TEXTE AFFICHÉ:
□ □ □ □ □

Lors d'une balade sur les Champs-Elysées, Abdo Rsol, des Soudan Célestins Music, se prend en photo devant le prototype Instinct dans le showroom Peugeot le 24 septembre 2017. / SANDRA MEHL POUR LE MONDE

Descendre la plus belle avenue du monde… Les Soudan Célestins Music, le groupe de réfugiés que Le Monde suit dans le cadre de la série des « Nouveaux arrivants », en rêvaient. Le parcours de l’Etoile à la Concorde fait partie de la mythologie française, après la tour Eiffel et le Louvre. « Oui, et dans cet ordre-là ! », sourit Abdo Rsol, l’un des choristes du groupe.

□ □ □ □ □

DONNÉES FOURNIES:
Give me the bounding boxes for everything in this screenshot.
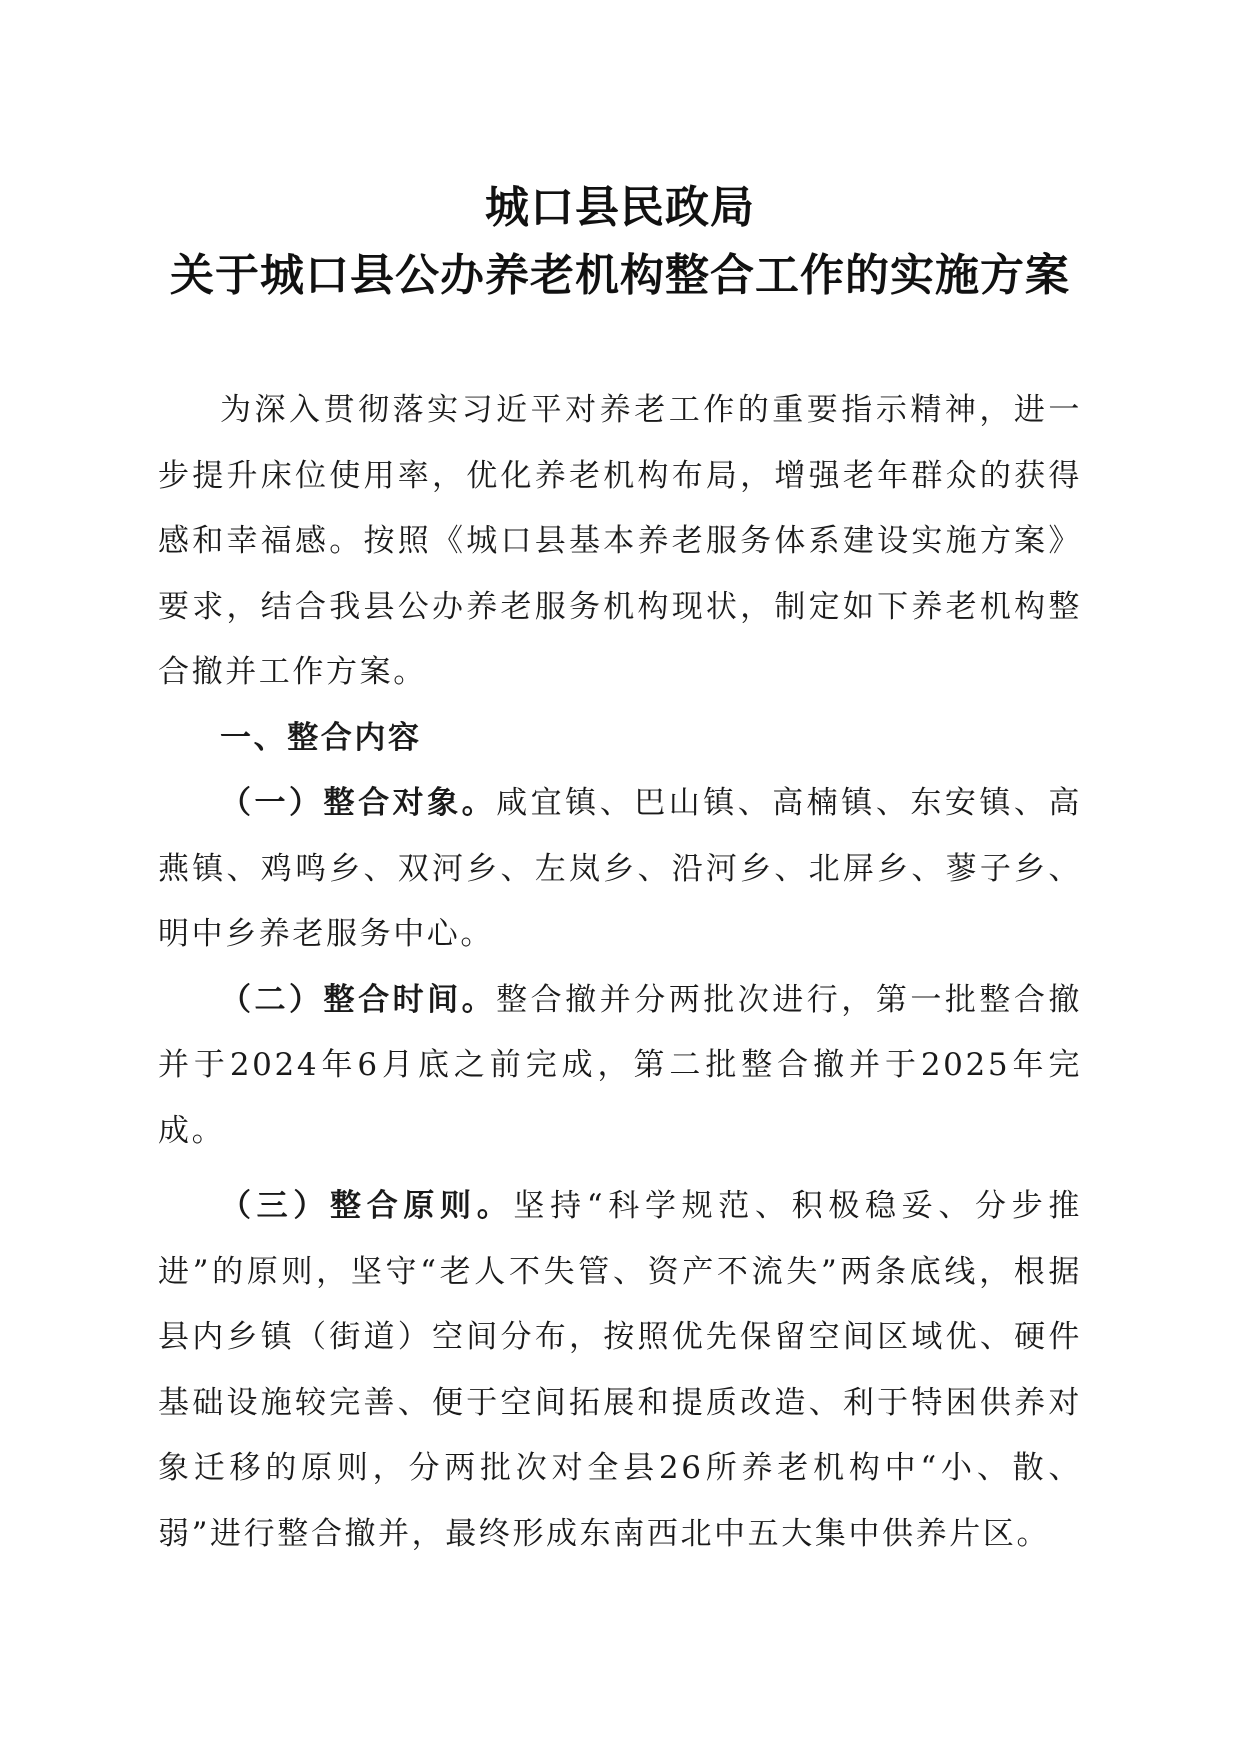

□ □ □ □ □

VOS CONSIGNES: Dans le texte affiché, Abdo Rsol répond « Oui, et dans cet ordre-là ! ». Expliquez en une ou deux phrases à quel ordre il fait référence.

RÉPONSE ATTENDUE: Il reprend la phrase qui précède : le parcours de l'Etoile à la Concorde fait partie de la mythologie française, après la tour Eiffel et le Louvre. Il confirme donc cet ordre : la tour Eiffel d'abord, puis le Louvre, puis la descente des Champs-Elysées.